(Items from a dataset)
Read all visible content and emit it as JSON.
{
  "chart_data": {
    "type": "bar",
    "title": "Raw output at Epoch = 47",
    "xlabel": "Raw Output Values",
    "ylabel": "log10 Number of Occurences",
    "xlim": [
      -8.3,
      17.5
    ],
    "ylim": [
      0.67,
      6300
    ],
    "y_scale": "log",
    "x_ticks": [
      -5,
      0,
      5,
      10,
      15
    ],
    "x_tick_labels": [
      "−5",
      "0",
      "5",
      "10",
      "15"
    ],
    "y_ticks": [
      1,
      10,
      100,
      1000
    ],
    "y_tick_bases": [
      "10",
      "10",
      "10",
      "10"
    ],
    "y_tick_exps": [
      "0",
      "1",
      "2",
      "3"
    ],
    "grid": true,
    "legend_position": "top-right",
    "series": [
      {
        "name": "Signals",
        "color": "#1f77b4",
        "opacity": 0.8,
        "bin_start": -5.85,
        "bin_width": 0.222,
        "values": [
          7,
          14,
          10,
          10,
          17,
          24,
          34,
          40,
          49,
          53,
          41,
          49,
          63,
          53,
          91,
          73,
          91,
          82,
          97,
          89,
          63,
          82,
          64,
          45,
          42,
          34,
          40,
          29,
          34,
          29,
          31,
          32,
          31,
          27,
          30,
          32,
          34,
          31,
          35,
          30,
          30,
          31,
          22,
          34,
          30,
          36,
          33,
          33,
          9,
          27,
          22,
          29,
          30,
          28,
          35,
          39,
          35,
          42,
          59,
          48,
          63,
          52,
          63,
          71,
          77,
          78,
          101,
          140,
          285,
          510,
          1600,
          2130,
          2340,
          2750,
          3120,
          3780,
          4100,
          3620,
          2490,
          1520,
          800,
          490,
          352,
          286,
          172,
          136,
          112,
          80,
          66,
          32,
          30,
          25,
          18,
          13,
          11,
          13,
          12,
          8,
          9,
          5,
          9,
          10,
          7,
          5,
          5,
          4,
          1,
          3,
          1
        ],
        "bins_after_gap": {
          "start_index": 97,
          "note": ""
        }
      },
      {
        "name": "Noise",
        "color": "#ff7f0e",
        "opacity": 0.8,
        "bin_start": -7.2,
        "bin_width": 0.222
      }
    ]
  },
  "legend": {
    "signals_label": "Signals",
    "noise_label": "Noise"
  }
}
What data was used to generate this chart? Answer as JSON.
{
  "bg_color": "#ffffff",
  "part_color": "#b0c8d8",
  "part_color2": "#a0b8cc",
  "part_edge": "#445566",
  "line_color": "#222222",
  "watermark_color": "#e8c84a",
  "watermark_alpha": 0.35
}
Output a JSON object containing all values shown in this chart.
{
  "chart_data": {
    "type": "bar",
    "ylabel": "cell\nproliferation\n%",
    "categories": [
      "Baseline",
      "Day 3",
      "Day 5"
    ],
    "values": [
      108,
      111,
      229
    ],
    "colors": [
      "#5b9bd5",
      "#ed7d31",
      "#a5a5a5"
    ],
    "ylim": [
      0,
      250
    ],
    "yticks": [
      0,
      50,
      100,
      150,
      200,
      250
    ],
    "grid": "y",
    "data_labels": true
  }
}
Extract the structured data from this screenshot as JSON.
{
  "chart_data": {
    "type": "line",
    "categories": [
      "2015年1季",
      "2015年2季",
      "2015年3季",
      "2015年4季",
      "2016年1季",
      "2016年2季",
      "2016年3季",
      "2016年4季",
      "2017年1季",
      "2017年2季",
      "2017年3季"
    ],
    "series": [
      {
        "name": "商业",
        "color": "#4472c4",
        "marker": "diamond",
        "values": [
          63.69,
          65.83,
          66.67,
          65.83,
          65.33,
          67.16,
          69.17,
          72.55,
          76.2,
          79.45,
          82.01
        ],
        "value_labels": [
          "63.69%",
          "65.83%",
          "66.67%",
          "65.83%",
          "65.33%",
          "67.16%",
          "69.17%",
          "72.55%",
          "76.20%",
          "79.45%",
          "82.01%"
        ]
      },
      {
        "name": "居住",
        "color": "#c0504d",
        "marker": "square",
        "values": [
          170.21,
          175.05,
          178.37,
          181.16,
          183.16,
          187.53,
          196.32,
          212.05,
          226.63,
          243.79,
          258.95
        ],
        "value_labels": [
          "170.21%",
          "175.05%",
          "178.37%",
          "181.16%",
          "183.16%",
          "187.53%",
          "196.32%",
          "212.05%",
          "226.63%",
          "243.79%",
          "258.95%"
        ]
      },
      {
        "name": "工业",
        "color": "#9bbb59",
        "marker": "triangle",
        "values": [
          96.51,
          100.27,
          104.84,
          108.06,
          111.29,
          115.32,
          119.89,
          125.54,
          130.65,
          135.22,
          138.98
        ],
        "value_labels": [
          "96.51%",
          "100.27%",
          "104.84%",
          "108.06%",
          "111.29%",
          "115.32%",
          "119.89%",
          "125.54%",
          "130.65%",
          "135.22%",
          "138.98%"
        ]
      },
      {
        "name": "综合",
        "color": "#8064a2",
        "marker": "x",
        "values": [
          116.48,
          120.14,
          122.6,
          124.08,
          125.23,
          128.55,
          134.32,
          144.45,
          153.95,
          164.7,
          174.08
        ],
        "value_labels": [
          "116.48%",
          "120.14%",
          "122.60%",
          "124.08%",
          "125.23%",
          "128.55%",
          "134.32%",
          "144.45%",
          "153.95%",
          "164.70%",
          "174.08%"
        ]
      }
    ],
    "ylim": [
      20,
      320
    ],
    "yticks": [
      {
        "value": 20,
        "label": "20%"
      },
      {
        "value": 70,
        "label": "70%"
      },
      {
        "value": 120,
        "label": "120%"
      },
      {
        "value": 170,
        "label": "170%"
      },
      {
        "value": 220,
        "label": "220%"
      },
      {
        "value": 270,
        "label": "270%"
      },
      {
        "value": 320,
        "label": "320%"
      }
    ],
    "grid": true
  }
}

[Aim] Go through the material above and copy each line that has the word "true".

[Problem solution]
    "grid": true,
    "data_labels": true
    "grid": true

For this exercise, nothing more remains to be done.